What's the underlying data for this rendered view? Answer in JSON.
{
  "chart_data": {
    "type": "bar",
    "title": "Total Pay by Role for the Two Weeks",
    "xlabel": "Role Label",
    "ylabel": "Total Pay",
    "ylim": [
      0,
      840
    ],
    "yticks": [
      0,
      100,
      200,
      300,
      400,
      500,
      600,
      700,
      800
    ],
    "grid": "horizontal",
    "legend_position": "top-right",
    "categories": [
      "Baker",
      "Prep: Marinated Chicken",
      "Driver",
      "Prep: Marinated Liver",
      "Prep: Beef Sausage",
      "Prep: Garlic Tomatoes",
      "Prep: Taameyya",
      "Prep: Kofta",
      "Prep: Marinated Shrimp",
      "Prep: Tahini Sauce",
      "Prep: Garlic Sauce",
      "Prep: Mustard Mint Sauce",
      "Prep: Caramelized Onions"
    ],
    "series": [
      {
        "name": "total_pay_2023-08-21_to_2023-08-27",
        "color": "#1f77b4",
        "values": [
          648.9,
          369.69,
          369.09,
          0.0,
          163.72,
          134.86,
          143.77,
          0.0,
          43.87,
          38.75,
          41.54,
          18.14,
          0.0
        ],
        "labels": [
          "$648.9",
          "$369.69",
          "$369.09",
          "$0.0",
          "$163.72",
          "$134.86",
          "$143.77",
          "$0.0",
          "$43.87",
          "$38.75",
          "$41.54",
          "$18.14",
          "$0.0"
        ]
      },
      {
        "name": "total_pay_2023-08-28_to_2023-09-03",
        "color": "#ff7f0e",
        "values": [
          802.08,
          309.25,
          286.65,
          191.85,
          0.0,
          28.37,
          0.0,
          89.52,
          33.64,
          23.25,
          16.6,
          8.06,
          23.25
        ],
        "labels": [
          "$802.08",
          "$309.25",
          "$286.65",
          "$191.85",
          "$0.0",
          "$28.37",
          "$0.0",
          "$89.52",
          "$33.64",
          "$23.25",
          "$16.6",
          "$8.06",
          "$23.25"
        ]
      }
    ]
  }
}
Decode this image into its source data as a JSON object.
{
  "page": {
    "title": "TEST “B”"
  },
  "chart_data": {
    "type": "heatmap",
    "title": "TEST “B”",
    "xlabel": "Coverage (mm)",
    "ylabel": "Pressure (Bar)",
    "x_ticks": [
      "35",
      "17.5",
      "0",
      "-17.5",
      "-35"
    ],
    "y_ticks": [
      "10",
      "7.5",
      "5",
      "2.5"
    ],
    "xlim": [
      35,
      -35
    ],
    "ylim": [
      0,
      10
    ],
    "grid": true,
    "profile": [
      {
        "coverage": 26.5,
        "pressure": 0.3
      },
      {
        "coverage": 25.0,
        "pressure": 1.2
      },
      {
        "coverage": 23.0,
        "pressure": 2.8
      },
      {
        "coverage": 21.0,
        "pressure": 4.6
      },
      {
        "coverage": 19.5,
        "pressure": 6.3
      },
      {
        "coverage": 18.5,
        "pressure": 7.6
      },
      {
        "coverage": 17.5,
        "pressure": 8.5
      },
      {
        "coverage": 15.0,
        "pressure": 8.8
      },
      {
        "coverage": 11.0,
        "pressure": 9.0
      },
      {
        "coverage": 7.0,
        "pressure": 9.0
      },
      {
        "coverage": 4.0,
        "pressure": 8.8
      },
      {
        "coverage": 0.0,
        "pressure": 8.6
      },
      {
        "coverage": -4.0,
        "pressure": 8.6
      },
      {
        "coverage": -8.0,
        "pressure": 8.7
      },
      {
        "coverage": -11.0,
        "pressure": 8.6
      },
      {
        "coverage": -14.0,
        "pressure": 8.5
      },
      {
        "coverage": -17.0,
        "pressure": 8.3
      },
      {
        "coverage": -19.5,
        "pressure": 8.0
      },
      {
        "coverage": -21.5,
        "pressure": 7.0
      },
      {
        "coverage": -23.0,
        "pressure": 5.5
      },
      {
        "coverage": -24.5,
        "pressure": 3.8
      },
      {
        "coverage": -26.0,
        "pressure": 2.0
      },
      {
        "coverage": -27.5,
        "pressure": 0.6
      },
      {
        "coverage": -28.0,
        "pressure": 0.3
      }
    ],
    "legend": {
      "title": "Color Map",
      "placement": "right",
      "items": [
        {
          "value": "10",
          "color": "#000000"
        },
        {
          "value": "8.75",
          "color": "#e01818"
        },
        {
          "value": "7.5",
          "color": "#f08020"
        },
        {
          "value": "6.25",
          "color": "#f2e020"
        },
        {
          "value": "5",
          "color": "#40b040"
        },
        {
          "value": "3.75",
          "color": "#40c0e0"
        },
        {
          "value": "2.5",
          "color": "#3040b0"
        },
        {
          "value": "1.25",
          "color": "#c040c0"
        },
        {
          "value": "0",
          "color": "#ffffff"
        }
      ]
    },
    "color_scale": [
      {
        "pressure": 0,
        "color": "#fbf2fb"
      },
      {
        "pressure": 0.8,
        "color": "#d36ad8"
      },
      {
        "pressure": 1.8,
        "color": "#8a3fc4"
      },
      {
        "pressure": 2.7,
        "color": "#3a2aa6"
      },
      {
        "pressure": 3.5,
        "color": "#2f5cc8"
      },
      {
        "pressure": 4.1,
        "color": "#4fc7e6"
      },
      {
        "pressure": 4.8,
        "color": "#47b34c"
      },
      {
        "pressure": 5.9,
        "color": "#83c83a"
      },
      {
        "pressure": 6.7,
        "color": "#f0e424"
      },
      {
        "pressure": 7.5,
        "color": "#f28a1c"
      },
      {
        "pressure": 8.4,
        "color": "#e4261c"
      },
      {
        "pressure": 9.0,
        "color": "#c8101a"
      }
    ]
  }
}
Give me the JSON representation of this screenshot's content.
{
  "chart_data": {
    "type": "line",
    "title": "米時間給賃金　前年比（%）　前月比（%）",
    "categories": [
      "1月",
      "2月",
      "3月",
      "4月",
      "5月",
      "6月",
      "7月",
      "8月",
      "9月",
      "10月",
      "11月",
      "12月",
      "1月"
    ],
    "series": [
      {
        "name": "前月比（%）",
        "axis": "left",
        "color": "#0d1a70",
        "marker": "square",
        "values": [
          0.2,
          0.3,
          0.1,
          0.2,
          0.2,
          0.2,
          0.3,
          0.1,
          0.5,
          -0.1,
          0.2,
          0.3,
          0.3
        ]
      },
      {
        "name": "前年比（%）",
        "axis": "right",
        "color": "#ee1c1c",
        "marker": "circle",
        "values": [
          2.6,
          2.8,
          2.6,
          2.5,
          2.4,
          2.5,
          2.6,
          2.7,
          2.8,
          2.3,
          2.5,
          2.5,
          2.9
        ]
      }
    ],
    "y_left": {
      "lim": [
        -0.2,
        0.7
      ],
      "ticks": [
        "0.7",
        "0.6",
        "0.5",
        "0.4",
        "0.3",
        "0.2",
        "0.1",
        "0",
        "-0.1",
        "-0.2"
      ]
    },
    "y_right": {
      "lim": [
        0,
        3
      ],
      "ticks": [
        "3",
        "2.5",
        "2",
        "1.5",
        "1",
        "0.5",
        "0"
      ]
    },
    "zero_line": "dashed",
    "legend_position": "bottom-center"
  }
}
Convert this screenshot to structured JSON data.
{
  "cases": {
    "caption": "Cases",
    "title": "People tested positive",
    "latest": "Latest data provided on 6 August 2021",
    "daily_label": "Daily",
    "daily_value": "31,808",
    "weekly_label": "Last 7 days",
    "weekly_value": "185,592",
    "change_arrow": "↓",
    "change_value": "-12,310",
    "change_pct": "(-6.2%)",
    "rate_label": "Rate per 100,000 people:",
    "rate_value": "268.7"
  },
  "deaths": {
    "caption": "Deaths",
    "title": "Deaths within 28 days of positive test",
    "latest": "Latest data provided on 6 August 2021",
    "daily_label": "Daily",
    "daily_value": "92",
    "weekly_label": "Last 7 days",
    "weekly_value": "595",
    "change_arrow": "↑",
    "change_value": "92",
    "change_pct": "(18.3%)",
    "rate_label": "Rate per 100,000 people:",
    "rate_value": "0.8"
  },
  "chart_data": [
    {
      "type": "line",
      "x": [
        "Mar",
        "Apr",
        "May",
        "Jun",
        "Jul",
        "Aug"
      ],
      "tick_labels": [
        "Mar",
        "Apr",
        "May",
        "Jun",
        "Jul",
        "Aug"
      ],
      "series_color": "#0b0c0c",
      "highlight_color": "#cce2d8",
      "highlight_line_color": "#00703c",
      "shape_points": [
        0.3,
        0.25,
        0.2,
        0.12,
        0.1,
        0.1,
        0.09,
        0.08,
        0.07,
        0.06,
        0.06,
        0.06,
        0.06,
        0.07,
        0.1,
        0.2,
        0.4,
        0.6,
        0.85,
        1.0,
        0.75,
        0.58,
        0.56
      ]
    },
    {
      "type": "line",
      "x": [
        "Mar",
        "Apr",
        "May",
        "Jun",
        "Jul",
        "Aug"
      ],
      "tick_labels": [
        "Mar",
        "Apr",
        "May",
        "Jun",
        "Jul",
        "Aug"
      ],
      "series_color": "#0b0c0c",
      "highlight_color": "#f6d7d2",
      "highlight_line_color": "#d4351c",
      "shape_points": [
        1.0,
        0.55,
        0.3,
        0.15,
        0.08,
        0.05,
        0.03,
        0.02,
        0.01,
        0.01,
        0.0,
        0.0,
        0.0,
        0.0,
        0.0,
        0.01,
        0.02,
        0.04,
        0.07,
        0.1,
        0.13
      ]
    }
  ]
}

**TASK PROMPT**
From the listing above, collect each line in which the string "positive" appears.

**WRITTEN RESPONSE**
    "title": "People tested positive",
    "title": "Deaths within 28 days of positive test",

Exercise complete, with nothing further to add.